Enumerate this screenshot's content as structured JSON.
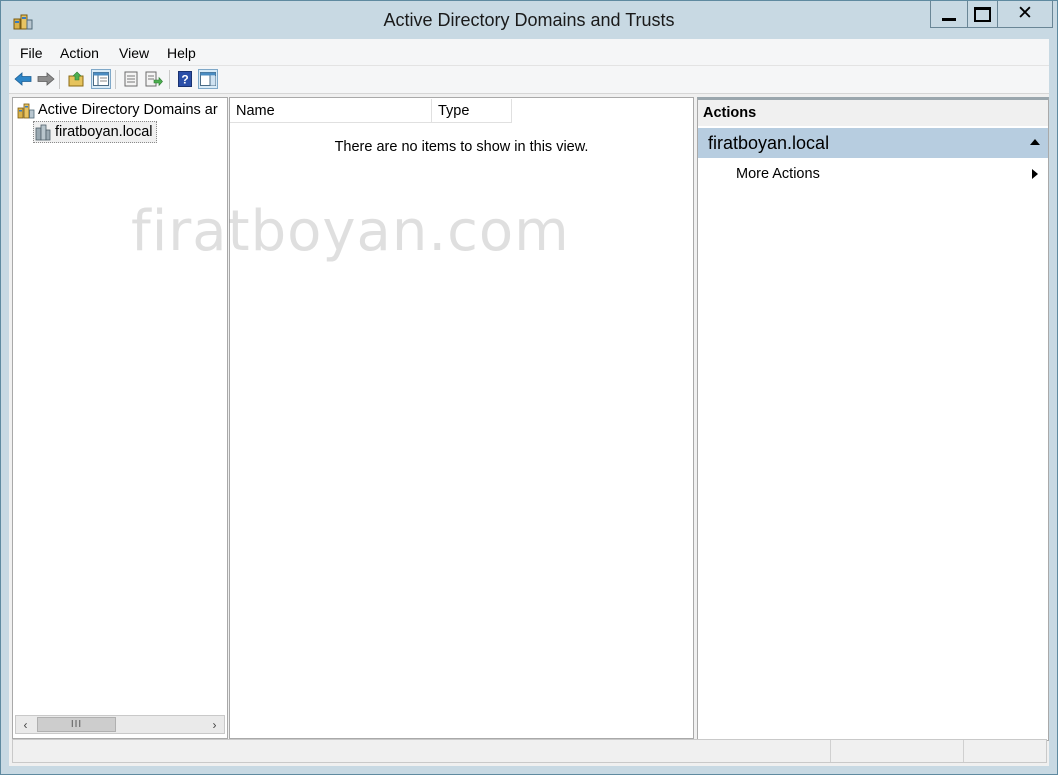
{
  "window": {
    "title": "Active Directory Domains and Trusts",
    "controls": [
      "minimize",
      "maximize",
      "close"
    ]
  },
  "menubar": {
    "items": [
      {
        "label": "File"
      },
      {
        "label": "Action"
      },
      {
        "label": "View"
      },
      {
        "label": "Help"
      }
    ]
  },
  "toolbar": {
    "buttons": [
      {
        "icon": "back-arrow-icon"
      },
      {
        "icon": "forward-arrow-icon"
      },
      {
        "icon": "up-folder-icon"
      },
      {
        "icon": "show-hide-console-tree-icon"
      },
      {
        "icon": "properties-icon"
      },
      {
        "icon": "export-list-icon"
      },
      {
        "icon": "help-icon"
      },
      {
        "icon": "show-hide-action-pane-icon"
      }
    ]
  },
  "tree": {
    "root_label": "Active Directory Domains ar",
    "child_label": "firatboyan.local"
  },
  "list": {
    "columns": [
      "Name",
      "Type"
    ],
    "empty_message": "There are no items to show in this view."
  },
  "actions": {
    "header": "Actions",
    "section_title": "firatboyan.local",
    "items": [
      "More Actions"
    ]
  },
  "watermark": "firatboyan.com",
  "colors": {
    "frame": "#c8d9e3",
    "actions_section_bg": "#b7cde0",
    "back_forward_arrow": "#2e86c8"
  }
}
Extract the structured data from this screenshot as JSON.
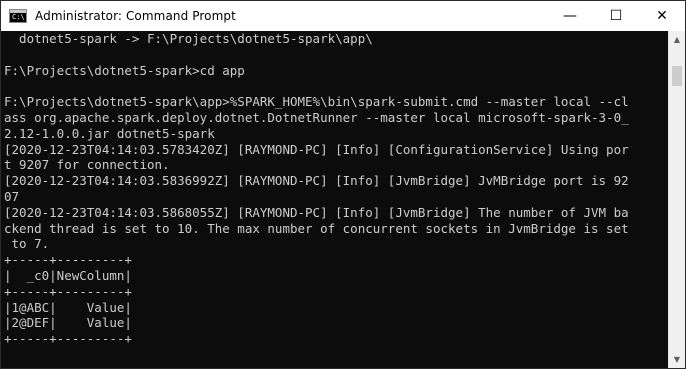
{
  "window": {
    "title": "Administrator: Command Prompt",
    "icon": "cmd-icon",
    "controls": {
      "minimize": "—",
      "maximize": "☐",
      "close": "✕"
    }
  },
  "console": {
    "lines": [
      "  dotnet5-spark -> F:\\Projects\\dotnet5-spark\\app\\",
      "",
      "F:\\Projects\\dotnet5-spark>cd app",
      "",
      "F:\\Projects\\dotnet5-spark\\app>%SPARK_HOME%\\bin\\spark-submit.cmd --master local --cl",
      "ass org.apache.spark.deploy.dotnet.DotnetRunner --master local microsoft-spark-3-0_",
      "2.12-1.0.0.jar dotnet5-spark",
      "[2020-12-23T04:14:03.5783420Z] [RAYMOND-PC] [Info] [ConfigurationService] Using por",
      "t 9207 for connection.",
      "[2020-12-23T04:14:03.5836992Z] [RAYMOND-PC] [Info] [JvmBridge] JvMBridge port is 92",
      "07",
      "[2020-12-23T04:14:03.5868055Z] [RAYMOND-PC] [Info] [JvmBridge] The number of JVM ba",
      "ckend thread is set to 10. The max number of concurrent sockets in JvmBridge is set",
      " to 7.",
      "+-----+---------+",
      "|  _c0|NewColumn|",
      "+-----+---------+",
      "|1@ABC|    Value|",
      "|2@DEF|    Value|",
      "+-----+---------+",
      ""
    ]
  },
  "scrollbar": {
    "up_icon": "▲",
    "down_icon": "▼"
  }
}
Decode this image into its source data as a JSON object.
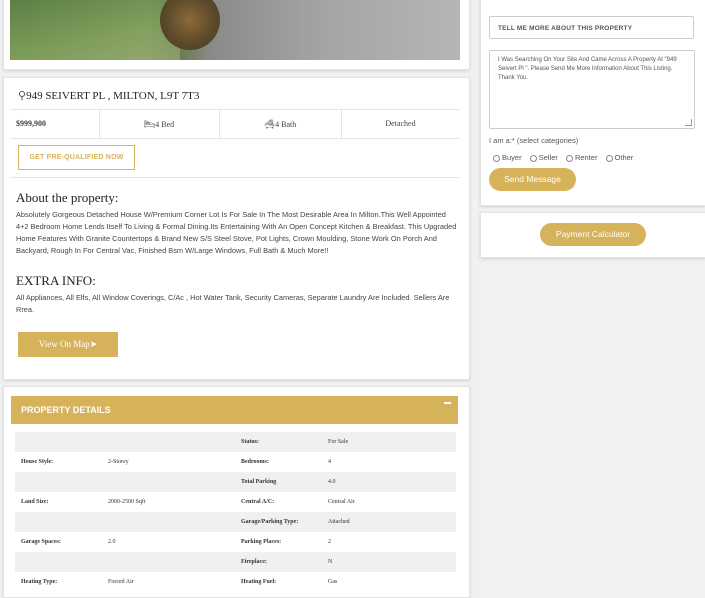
:::
Leave the pictures out and output the rest of the listing exactly.

# Correct response
Enumerate this screenshot's content as structured JSON.
{
  "window": {
    "title": "Active Directory Domains and Trusts",
    "controls": [
      "minimize",
      "maximize",
      "close"
    ]
  },
  "menubar": {
    "items": [
      {
        "label": "File"
      },
      {
        "label": "Action"
      },
      {
        "label": "View"
      },
      {
        "label": "Help"
      }
    ]
  },
  "toolbar": {
    "buttons": [
      {
        "icon": "back-arrow-icon"
      },
      {
        "icon": "forward-arrow-icon"
      },
      {
        "icon": "up-folder-icon"
      },
      {
        "icon": "show-hide-console-tree-icon"
      },
      {
        "icon": "properties-icon"
      },
      {
        "icon": "export-list-icon"
      },
      {
        "icon": "help-icon"
      },
      {
        "icon": "show-hide-action-pane-icon"
      }
    ]
  },
  "tree": {
    "root_label": "Active Directory Domains ar",
    "child_label": "firatboyan.local"
  },
  "list": {
    "columns": [
      "Name",
      "Type"
    ],
    "empty_message": "There are no items to show in this view."
  },
  "actions": {
    "header": "Actions",
    "section_title": "firatboyan.local",
    "items": [
      "More Actions"
    ]
  },
  "watermark": "firatboyan.com",
  "colors": {
    "frame": "#c8d9e3",
    "actions_section_bg": "#b7cde0",
    "back_forward_arrow": "#2e86c8"
  }
}
Extract the structured data from this screenshot as JSON.
{
  "window": {
    "title": "Administrator: Command Prompt",
    "icon": "cmd-icon",
    "controls": {
      "minimize": "—",
      "maximize": "☐",
      "close": "✕"
    }
  },
  "console": {
    "lines": [
      "  dotnet5-spark -> F:\\Projects\\dotnet5-spark\\app\\",
      "",
      "F:\\Projects\\dotnet5-spark>cd app",
      "",
      "F:\\Projects\\dotnet5-spark\\app>%SPARK_HOME%\\bin\\spark-submit.cmd --master local --cl",
      "ass org.apache.spark.deploy.dotnet.DotnetRunner --master local microsoft-spark-3-0_",
      "2.12-1.0.0.jar dotnet5-spark",
      "[2020-12-23T04:14:03.5783420Z] [RAYMOND-PC] [Info] [ConfigurationService] Using por",
      "t 9207 for connection.",
      "[2020-12-23T04:14:03.5836992Z] [RAYMOND-PC] [Info] [JvmBridge] JvMBridge port is 92",
      "07",
      "[2020-12-23T04:14:03.5868055Z] [RAYMOND-PC] [Info] [JvmBridge] The number of JVM ba",
      "ckend thread is set to 10. The max number of concurrent sockets in JvmBridge is set",
      " to 7.",
      "+-----+---------+",
      "|  _c0|NewColumn|",
      "+-----+---------+",
      "|1@ABC|    Value|",
      "|2@DEF|    Value|",
      "+-----+---------+",
      ""
    ]
  },
  "scrollbar": {
    "up_icon": "▲",
    "down_icon": "▼"
  }
}
Decode this image into its source data as a JSON object.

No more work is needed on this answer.